● **Problem to work on**: Give the material again in full, matching it exactly.

>>>

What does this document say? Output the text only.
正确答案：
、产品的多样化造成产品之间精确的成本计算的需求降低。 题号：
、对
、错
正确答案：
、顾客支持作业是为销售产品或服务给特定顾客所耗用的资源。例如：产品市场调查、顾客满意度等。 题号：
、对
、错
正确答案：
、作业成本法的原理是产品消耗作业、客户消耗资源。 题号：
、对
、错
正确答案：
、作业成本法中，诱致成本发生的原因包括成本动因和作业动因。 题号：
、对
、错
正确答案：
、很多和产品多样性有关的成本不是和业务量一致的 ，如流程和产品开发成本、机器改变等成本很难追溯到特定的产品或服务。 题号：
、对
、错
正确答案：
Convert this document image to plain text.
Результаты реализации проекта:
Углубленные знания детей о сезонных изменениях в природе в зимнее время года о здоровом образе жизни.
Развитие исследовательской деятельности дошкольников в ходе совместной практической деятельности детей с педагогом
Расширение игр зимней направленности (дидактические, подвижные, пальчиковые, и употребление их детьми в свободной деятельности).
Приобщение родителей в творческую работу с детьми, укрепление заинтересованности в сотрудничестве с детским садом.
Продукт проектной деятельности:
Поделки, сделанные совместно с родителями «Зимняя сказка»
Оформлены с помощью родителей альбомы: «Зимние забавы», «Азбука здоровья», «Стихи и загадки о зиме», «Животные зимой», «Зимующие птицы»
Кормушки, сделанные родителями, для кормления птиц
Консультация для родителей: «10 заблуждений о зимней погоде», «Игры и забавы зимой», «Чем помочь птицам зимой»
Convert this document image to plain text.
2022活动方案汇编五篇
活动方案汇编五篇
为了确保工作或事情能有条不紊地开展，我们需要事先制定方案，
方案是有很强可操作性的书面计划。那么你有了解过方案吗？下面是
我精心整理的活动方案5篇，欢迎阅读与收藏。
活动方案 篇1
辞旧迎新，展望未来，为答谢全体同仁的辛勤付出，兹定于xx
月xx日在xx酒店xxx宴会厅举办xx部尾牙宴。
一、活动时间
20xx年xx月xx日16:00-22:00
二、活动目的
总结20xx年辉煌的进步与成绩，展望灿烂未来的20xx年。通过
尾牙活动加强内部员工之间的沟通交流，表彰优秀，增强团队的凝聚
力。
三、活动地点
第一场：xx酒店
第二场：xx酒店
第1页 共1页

<<<

● **Exercise output**:
What does this document say? Output the text only.
正确答案：
、产品的多样化造成产品之间精确的成本计算的需求降低。 题号：
、对
、错
正确答案：
、顾客支持作业是为销售产品或服务给特定顾客所耗用的资源。例如：产品市场调查、顾客满意度等。 题号：
、对
、错
正确答案：
、作业成本法的原理是产品消耗作业、客户消耗资源。 题号：
、对
、错
正确答案：
、作业成本法中，诱致成本发生的原因包括成本动因和作业动因。 题号：
、对
、错
正确答案：
、很多和产品多样性有关的成本不是和业务量一致的 ，如流程和产品开发成本、机器改变等成本很难追溯到特定的产品或服务。 题号：
、对
、错
正确答案：
Convert this document image to plain text.
Результаты реализации проекта:
Углубленные знания детей о сезонных изменениях в природе в зимнее время года о здоровом образе жизни.
Развитие исследовательской деятельности дошкольников в ходе совместной практической деятельности детей с педагогом
Расширение игр зимней направленности (дидактические, подвижные, пальчиковые, и употребление их детьми в свободной деятельности).
Приобщение родителей в творческую работу с детьми, укрепление заинтересованности в сотрудничестве с детским садом.
Продукт проектной деятельности:
Поделки, сделанные совместно с родителями «Зимняя сказка»
Оформлены с помощью родителей альбомы: «Зимние забавы», «Азбука здоровья», «Стихи и загадки о зиме», «Животные зимой», «Зимующие птицы»
Кормушки, сделанные родителями, для кормления птиц
Консультация для родителей: «10 заблуждений о зимней погоде», «Игры и забавы зимой», «Чем помочь птицам зимой»
Convert this document image to plain text.
2022活动方案汇编五篇
活动方案汇编五篇
为了确保工作或事情能有条不紊地开展，我们需要事先制定方案，
方案是有很强可操作性的书面计划。那么你有了解过方案吗？下面是
我精心整理的活动方案5篇，欢迎阅读与收藏。
活动方案 篇1
辞旧迎新，展望未来，为答谢全体同仁的辛勤付出，兹定于xx
月xx日在xx酒店xxx宴会厅举办xx部尾牙宴。
一、活动时间
20xx年xx月xx日16:00-22:00
二、活动目的
总结20xx年辉煌的进步与成绩，展望灿烂未来的20xx年。通过
尾牙活动加强内部员工之间的沟通交流，表彰优秀，增强团队的凝聚
力。
三、活动地点
第一场：xx酒店
第二场：xx酒店
第1页 共1页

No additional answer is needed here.